→ Exercise task
Return each entry exactly, with none missing.
►
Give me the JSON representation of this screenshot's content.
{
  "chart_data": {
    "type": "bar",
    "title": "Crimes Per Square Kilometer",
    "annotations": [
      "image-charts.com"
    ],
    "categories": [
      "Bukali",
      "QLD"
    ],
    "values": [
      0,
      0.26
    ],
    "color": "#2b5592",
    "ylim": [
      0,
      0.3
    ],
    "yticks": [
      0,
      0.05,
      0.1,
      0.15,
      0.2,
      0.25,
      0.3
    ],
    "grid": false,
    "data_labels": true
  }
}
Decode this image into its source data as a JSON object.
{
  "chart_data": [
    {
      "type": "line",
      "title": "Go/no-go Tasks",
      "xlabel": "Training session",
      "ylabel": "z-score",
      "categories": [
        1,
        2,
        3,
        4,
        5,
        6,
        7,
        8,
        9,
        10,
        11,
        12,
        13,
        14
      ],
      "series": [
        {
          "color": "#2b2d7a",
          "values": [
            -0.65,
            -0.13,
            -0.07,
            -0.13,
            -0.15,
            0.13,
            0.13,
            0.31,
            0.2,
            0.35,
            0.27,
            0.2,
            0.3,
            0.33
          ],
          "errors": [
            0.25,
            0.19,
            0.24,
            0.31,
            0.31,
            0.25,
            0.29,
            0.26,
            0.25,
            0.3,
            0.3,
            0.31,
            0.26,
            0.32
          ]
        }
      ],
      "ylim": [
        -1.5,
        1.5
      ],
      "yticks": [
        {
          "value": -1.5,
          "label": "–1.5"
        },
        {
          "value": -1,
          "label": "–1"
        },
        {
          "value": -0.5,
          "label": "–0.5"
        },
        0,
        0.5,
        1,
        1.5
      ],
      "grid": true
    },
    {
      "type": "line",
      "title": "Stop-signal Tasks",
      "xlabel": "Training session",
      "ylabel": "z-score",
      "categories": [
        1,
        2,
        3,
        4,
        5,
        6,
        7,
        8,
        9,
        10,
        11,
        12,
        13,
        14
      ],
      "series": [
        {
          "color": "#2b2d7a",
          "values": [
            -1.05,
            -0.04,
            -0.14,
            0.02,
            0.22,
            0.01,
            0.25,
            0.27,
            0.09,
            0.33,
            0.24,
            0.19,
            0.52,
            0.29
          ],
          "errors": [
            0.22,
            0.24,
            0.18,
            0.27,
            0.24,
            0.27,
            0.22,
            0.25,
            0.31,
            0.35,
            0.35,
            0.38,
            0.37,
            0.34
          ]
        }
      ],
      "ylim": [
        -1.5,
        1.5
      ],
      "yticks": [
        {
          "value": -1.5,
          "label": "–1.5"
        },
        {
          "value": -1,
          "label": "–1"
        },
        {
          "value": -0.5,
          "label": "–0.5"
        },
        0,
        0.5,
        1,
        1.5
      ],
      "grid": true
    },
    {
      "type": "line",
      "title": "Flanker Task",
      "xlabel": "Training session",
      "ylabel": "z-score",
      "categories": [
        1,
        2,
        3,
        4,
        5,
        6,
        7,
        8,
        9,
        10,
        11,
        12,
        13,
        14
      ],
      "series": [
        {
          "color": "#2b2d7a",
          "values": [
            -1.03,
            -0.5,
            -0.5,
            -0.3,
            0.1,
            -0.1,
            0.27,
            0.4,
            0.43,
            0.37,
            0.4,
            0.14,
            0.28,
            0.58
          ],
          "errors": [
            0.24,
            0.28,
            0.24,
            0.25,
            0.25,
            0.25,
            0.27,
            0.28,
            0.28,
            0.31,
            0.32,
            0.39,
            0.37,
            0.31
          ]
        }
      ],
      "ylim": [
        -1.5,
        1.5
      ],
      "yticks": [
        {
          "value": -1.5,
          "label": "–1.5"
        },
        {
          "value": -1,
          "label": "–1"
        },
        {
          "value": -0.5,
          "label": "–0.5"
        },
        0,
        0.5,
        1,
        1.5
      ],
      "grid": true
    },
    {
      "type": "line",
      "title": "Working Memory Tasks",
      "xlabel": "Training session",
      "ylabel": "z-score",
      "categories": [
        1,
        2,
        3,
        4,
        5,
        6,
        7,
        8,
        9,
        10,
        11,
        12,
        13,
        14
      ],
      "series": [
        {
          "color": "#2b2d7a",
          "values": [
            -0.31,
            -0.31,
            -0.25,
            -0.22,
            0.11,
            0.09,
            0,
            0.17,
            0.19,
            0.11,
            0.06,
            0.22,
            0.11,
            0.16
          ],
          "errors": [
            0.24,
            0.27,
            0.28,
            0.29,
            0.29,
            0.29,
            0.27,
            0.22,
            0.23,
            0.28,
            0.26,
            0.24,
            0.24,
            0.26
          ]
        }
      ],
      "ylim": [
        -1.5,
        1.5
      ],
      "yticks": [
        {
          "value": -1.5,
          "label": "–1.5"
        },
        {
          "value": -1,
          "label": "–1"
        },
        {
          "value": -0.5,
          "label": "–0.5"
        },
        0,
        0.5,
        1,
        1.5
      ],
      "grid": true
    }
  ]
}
◄
→ The answer
Give me the JSON representation of this screenshot's content.
{
  "chart_data": {
    "type": "bar",
    "title": "Crimes Per Square Kilometer",
    "annotations": [
      "image-charts.com"
    ],
    "categories": [
      "Bukali",
      "QLD"
    ],
    "values": [
      0,
      0.26
    ],
    "color": "#2b5592",
    "ylim": [
      0,
      0.3
    ],
    "yticks": [
      0,
      0.05,
      0.1,
      0.15,
      0.2,
      0.25,
      0.3
    ],
    "grid": false,
    "data_labels": true
  }
}
Decode this image into its source data as a JSON object.
{
  "chart_data": [
    {
      "type": "line",
      "title": "Go/no-go Tasks",
      "xlabel": "Training session",
      "ylabel": "z-score",
      "categories": [
        1,
        2,
        3,
        4,
        5,
        6,
        7,
        8,
        9,
        10,
        11,
        12,
        13,
        14
      ],
      "series": [
        {
          "color": "#2b2d7a",
          "values": [
            -0.65,
            -0.13,
            -0.07,
            -0.13,
            -0.15,
            0.13,
            0.13,
            0.31,
            0.2,
            0.35,
            0.27,
            0.2,
            0.3,
            0.33
          ],
          "errors": [
            0.25,
            0.19,
            0.24,
            0.31,
            0.31,
            0.25,
            0.29,
            0.26,
            0.25,
            0.3,
            0.3,
            0.31,
            0.26,
            0.32
          ]
        }
      ],
      "ylim": [
        -1.5,
        1.5
      ],
      "yticks": [
        {
          "value": -1.5,
          "label": "–1.5"
        },
        {
          "value": -1,
          "label": "–1"
        },
        {
          "value": -0.5,
          "label": "–0.5"
        },
        0,
        0.5,
        1,
        1.5
      ],
      "grid": true
    },
    {
      "type": "line",
      "title": "Stop-signal Tasks",
      "xlabel": "Training session",
      "ylabel": "z-score",
      "categories": [
        1,
        2,
        3,
        4,
        5,
        6,
        7,
        8,
        9,
        10,
        11,
        12,
        13,
        14
      ],
      "series": [
        {
          "color": "#2b2d7a",
          "values": [
            -1.05,
            -0.04,
            -0.14,
            0.02,
            0.22,
            0.01,
            0.25,
            0.27,
            0.09,
            0.33,
            0.24,
            0.19,
            0.52,
            0.29
          ],
          "errors": [
            0.22,
            0.24,
            0.18,
            0.27,
            0.24,
            0.27,
            0.22,
            0.25,
            0.31,
            0.35,
            0.35,
            0.38,
            0.37,
            0.34
          ]
        }
      ],
      "ylim": [
        -1.5,
        1.5
      ],
      "yticks": [
        {
          "value": -1.5,
          "label": "–1.5"
        },
        {
          "value": -1,
          "label": "–1"
        },
        {
          "value": -0.5,
          "label": "–0.5"
        },
        0,
        0.5,
        1,
        1.5
      ],
      "grid": true
    },
    {
      "type": "line",
      "title": "Flanker Task",
      "xlabel": "Training session",
      "ylabel": "z-score",
      "categories": [
        1,
        2,
        3,
        4,
        5,
        6,
        7,
        8,
        9,
        10,
        11,
        12,
        13,
        14
      ],
      "series": [
        {
          "color": "#2b2d7a",
          "values": [
            -1.03,
            -0.5,
            -0.5,
            -0.3,
            0.1,
            -0.1,
            0.27,
            0.4,
            0.43,
            0.37,
            0.4,
            0.14,
            0.28,
            0.58
          ],
          "errors": [
            0.24,
            0.28,
            0.24,
            0.25,
            0.25,
            0.25,
            0.27,
            0.28,
            0.28,
            0.31,
            0.32,
            0.39,
            0.37,
            0.31
          ]
        }
      ],
      "ylim": [
        -1.5,
        1.5
      ],
      "yticks": [
        {
          "value": -1.5,
          "label": "–1.5"
        },
        {
          "value": -1,
          "label": "–1"
        },
        {
          "value": -0.5,
          "label": "–0.5"
        },
        0,
        0.5,
        1,
        1.5
      ],
      "grid": true
    },
    {
      "type": "line",
      "title": "Working Memory Tasks",
      "xlabel": "Training session",
      "ylabel": "z-score",
      "categories": [
        1,
        2,
        3,
        4,
        5,
        6,
        7,
        8,
        9,
        10,
        11,
        12,
        13,
        14
      ],
      "series": [
        {
          "color": "#2b2d7a",
          "values": [
            -0.31,
            -0.31,
            -0.25,
            -0.22,
            0.11,
            0.09,
            0,
            0.17,
            0.19,
            0.11,
            0.06,
            0.22,
            0.11,
            0.16
          ],
          "errors": [
            0.24,
            0.27,
            0.28,
            0.29,
            0.29,
            0.29,
            0.27,
            0.22,
            0.23,
            0.28,
            0.26,
            0.24,
            0.24,
            0.26
          ]
        }
      ],
      "ylim": [
        -1.5,
        1.5
      ],
      "yticks": [
        {
          "value": -1.5,
          "label": "–1.5"
        },
        {
          "value": -1,
          "label": "–1"
        },
        {
          "value": -0.5,
          "label": "–0.5"
        },
        0,
        0.5,
        1,
        1.5
      ],
      "grid": true
    }
  ]
}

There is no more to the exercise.